To do:
What follows is a set of entries. Give them again exactly, without the pictures.

Task data:
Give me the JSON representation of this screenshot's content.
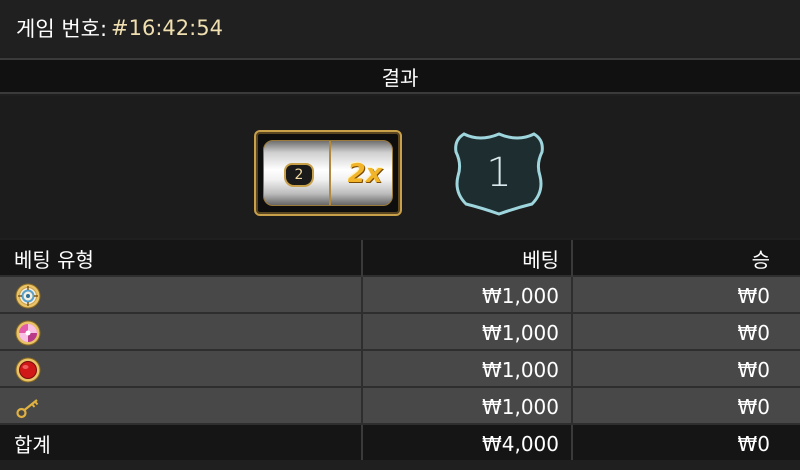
{
  "header": {
    "label": "게임 번호:",
    "game_id": "#16:42:54"
  },
  "result": {
    "title": "결과",
    "slot_badge": "2",
    "slot_multiplier": "2x",
    "outcome_number": "1"
  },
  "table": {
    "columns": [
      "베팅 유형",
      "베팅",
      "승"
    ],
    "rows": [
      {
        "icon": "target-coin-icon",
        "bet": "₩1,000",
        "win": "₩0"
      },
      {
        "icon": "candy-swirl-coin-icon",
        "bet": "₩1,000",
        "win": "₩0"
      },
      {
        "icon": "red-coin-icon",
        "bet": "₩1,000",
        "win": "₩0"
      },
      {
        "icon": "gold-key-icon",
        "bet": "₩1,000",
        "win": "₩0"
      }
    ],
    "total": {
      "label": "합계",
      "bet": "₩4,000",
      "win": "₩0"
    }
  },
  "colors": {
    "accent_gold": "#c9a04a",
    "game_id_text": "#f0dfb0",
    "shield_stroke": "#9fd6de",
    "row_dark": "#151515",
    "row_light": "#484848"
  }
}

Exercise response:
Give me the JSON representation of this screenshot's content.
{
  "header": {
    "label": "게임 번호:",
    "game_id": "#16:42:54"
  },
  "result": {
    "title": "결과",
    "slot_badge": "2",
    "slot_multiplier": "2x",
    "outcome_number": "1"
  },
  "table": {
    "columns": [
      "베팅 유형",
      "베팅",
      "승"
    ],
    "rows": [
      {
        "icon": "target-coin-icon",
        "bet": "₩1,000",
        "win": "₩0"
      },
      {
        "icon": "candy-swirl-coin-icon",
        "bet": "₩1,000",
        "win": "₩0"
      },
      {
        "icon": "red-coin-icon",
        "bet": "₩1,000",
        "win": "₩0"
      },
      {
        "icon": "gold-key-icon",
        "bet": "₩1,000",
        "win": "₩0"
      }
    ],
    "total": {
      "label": "합계",
      "bet": "₩4,000",
      "win": "₩0"
    }
  },
  "colors": {
    "accent_gold": "#c9a04a",
    "game_id_text": "#f0dfb0",
    "shield_stroke": "#9fd6de",
    "row_dark": "#151515",
    "row_light": "#484848"
  }
}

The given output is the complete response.